§ **SHORT EXERCISE**:
Only the lines from the one containing "OCR this image." through the end of the material are to be echoed, each exactly as it appears.

§ **RECORDS SHOWN**:

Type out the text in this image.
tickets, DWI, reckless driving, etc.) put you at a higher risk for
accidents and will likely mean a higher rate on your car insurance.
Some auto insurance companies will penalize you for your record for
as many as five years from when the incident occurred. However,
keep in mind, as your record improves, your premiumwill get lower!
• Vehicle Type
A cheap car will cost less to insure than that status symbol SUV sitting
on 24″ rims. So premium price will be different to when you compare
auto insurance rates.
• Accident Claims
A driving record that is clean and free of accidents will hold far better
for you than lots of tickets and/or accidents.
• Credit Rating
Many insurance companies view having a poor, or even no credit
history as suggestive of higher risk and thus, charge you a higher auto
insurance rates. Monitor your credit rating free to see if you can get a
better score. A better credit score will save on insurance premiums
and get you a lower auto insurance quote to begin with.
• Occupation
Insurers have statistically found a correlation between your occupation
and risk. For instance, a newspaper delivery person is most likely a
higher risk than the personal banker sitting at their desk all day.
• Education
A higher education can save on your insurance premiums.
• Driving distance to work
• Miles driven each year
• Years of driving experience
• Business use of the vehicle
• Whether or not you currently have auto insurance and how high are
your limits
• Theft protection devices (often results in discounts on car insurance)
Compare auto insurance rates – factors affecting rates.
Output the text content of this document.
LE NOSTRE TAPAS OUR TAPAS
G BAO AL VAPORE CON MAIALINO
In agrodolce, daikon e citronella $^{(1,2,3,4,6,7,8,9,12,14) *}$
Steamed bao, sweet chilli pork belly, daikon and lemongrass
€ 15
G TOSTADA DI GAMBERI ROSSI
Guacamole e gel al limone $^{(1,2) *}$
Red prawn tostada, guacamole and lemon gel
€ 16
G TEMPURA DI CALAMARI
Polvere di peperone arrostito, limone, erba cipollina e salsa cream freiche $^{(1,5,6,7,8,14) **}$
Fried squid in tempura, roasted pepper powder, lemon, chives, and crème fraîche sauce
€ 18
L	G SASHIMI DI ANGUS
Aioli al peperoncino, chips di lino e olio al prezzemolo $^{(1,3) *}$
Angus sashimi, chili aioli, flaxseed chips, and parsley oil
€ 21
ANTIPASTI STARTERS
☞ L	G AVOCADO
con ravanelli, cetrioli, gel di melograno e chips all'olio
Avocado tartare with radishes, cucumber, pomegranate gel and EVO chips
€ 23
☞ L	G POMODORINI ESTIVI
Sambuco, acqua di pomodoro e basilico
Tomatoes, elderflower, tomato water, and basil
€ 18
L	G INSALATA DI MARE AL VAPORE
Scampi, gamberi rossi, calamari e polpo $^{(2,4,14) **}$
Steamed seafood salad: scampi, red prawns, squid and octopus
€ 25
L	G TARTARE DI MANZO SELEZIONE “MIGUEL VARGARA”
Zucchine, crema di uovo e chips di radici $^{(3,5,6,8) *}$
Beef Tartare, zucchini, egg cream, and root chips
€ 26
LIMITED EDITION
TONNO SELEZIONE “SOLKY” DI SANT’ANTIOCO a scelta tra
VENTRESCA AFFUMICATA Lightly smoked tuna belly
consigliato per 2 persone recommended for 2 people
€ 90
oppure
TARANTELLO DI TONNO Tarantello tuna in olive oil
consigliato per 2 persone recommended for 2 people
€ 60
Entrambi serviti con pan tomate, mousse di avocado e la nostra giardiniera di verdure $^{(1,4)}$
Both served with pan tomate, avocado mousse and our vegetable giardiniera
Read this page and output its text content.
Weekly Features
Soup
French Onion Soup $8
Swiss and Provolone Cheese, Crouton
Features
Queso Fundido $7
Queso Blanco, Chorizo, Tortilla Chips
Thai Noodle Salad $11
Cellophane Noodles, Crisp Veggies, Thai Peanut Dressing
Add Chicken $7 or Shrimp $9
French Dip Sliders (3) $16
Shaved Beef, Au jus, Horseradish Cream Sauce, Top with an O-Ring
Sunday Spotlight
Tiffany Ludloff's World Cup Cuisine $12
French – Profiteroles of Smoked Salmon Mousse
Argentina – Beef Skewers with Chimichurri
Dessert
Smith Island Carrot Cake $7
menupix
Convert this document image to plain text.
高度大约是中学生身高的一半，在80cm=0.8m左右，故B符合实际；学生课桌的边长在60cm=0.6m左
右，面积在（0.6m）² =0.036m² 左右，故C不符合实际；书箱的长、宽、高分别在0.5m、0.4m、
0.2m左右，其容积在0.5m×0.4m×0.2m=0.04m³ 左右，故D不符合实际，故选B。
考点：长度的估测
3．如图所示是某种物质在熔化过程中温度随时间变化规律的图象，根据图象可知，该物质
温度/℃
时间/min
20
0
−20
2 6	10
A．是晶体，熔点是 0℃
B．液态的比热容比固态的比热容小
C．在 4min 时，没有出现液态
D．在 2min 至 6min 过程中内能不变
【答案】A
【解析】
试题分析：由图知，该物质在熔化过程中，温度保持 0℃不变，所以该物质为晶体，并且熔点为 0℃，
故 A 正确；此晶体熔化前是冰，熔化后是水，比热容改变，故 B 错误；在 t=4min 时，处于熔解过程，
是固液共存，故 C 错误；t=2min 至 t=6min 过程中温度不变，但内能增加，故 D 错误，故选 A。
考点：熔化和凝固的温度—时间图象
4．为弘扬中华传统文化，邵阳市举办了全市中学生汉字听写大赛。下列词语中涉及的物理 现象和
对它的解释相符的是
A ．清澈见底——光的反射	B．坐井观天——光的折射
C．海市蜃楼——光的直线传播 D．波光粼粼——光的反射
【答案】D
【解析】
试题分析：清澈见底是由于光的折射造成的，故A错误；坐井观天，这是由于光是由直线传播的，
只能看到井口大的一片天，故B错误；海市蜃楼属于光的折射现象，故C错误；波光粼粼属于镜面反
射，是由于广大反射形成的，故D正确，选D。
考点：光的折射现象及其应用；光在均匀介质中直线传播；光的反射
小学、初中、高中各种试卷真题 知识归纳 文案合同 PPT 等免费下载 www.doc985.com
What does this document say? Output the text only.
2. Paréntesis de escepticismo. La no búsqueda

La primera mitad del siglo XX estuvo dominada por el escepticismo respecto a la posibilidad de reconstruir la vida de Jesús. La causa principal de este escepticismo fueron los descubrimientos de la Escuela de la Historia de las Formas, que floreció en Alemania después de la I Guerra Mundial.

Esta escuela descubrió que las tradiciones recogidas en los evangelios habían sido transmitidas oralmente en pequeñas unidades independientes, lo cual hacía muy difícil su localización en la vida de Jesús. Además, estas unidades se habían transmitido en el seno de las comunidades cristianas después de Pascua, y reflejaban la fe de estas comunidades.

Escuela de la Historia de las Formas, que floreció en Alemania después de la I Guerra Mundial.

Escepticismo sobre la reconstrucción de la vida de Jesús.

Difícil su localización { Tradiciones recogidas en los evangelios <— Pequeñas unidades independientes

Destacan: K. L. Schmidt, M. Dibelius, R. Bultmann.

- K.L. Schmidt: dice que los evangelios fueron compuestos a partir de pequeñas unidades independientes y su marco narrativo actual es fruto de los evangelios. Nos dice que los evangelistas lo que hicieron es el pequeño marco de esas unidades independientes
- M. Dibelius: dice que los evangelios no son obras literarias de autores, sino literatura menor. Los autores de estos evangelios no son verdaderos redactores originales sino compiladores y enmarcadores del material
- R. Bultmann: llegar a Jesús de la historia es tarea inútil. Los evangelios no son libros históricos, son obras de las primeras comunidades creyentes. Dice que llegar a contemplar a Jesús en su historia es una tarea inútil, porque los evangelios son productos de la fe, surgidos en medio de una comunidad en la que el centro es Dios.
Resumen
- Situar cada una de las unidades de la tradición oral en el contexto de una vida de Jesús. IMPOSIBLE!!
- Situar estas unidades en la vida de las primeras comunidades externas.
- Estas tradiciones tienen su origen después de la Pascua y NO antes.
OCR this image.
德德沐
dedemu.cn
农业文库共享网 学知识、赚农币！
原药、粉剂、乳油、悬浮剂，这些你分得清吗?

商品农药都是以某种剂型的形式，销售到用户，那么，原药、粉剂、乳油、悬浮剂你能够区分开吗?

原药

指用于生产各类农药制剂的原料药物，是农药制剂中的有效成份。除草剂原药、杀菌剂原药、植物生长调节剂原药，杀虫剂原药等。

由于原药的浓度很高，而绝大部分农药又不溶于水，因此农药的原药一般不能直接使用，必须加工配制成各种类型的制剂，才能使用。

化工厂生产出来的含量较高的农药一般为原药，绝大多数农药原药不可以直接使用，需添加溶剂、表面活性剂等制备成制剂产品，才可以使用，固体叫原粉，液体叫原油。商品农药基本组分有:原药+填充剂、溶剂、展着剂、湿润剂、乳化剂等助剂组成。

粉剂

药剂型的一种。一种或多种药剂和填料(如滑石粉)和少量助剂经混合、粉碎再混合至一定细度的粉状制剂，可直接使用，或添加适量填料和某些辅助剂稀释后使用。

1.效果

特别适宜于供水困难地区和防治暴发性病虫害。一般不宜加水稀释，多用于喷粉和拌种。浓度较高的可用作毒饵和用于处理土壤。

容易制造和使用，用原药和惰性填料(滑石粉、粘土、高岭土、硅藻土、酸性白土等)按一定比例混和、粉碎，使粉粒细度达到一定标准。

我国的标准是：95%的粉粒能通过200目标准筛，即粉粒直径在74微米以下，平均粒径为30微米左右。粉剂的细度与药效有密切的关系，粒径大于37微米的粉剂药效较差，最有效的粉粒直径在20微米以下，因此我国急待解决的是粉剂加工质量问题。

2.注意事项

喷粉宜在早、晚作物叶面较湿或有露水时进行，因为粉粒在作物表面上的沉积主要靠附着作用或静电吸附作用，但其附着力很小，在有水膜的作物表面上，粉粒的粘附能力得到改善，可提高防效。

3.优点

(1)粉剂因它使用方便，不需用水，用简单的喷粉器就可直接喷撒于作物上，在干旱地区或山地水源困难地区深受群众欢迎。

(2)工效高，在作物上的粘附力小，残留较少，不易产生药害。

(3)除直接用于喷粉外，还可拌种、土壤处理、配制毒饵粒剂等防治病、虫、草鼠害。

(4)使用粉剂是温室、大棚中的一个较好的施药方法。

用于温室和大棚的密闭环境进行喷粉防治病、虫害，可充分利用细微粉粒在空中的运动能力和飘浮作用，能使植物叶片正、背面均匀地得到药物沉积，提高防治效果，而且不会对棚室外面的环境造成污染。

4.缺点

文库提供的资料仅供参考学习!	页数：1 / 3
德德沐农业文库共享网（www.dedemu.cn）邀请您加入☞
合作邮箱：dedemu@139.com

§ **FINAL RESULT**:
OCR this image.
德德沐
dedemu.cn
农业文库共享网 学知识、赚农币！
原药、粉剂、乳油、悬浮剂，这些你分得清吗?

商品农药都是以某种剂型的形式，销售到用户，那么，原药、粉剂、乳油、悬浮剂你能够区分开吗?

原药

指用于生产各类农药制剂的原料药物，是农药制剂中的有效成份。除草剂原药、杀菌剂原药、植物生长调节剂原药，杀虫剂原药等。

由于原药的浓度很高，而绝大部分农药又不溶于水，因此农药的原药一般不能直接使用，必须加工配制成各种类型的制剂，才能使用。

化工厂生产出来的含量较高的农药一般为原药，绝大多数农药原药不可以直接使用，需添加溶剂、表面活性剂等制备成制剂产品，才可以使用，固体叫原粉，液体叫原油。商品农药基本组分有:原药+填充剂、溶剂、展着剂、湿润剂、乳化剂等助剂组成。

粉剂

药剂型的一种。一种或多种药剂和填料(如滑石粉)和少量助剂经混合、粉碎再混合至一定细度的粉状制剂，可直接使用，或添加适量填料和某些辅助剂稀释后使用。

1.效果

特别适宜于供水困难地区和防治暴发性病虫害。一般不宜加水稀释，多用于喷粉和拌种。浓度较高的可用作毒饵和用于处理土壤。

容易制造和使用，用原药和惰性填料(滑石粉、粘土、高岭土、硅藻土、酸性白土等)按一定比例混和、粉碎，使粉粒细度达到一定标准。

我国的标准是：95%的粉粒能通过200目标准筛，即粉粒直径在74微米以下，平均粒径为30微米左右。粉剂的细度与药效有密切的关系，粒径大于37微米的粉剂药效较差，最有效的粉粒直径在20微米以下，因此我国急待解决的是粉剂加工质量问题。

2.注意事项

喷粉宜在早、晚作物叶面较湿或有露水时进行，因为粉粒在作物表面上的沉积主要靠附着作用或静电吸附作用，但其附着力很小，在有水膜的作物表面上，粉粒的粘附能力得到改善，可提高防效。

3.优点

(1)粉剂因它使用方便，不需用水，用简单的喷粉器就可直接喷撒于作物上，在干旱地区或山地水源困难地区深受群众欢迎。

(2)工效高，在作物上的粘附力小，残留较少，不易产生药害。

(3)除直接用于喷粉外，还可拌种、土壤处理、配制毒饵粒剂等防治病、虫、草鼠害。

(4)使用粉剂是温室、大棚中的一个较好的施药方法。

用于温室和大棚的密闭环境进行喷粉防治病、虫害，可充分利用细微粉粒在空中的运动能力和飘浮作用，能使植物叶片正、背面均匀地得到药物沉积，提高防治效果，而且不会对棚室外面的环境造成污染。

4.缺点

文库提供的资料仅供参考学习!	页数：1 / 3
德德沐农业文库共享网（www.dedemu.cn）邀请您加入☞
合作邮箱：dedemu@139.com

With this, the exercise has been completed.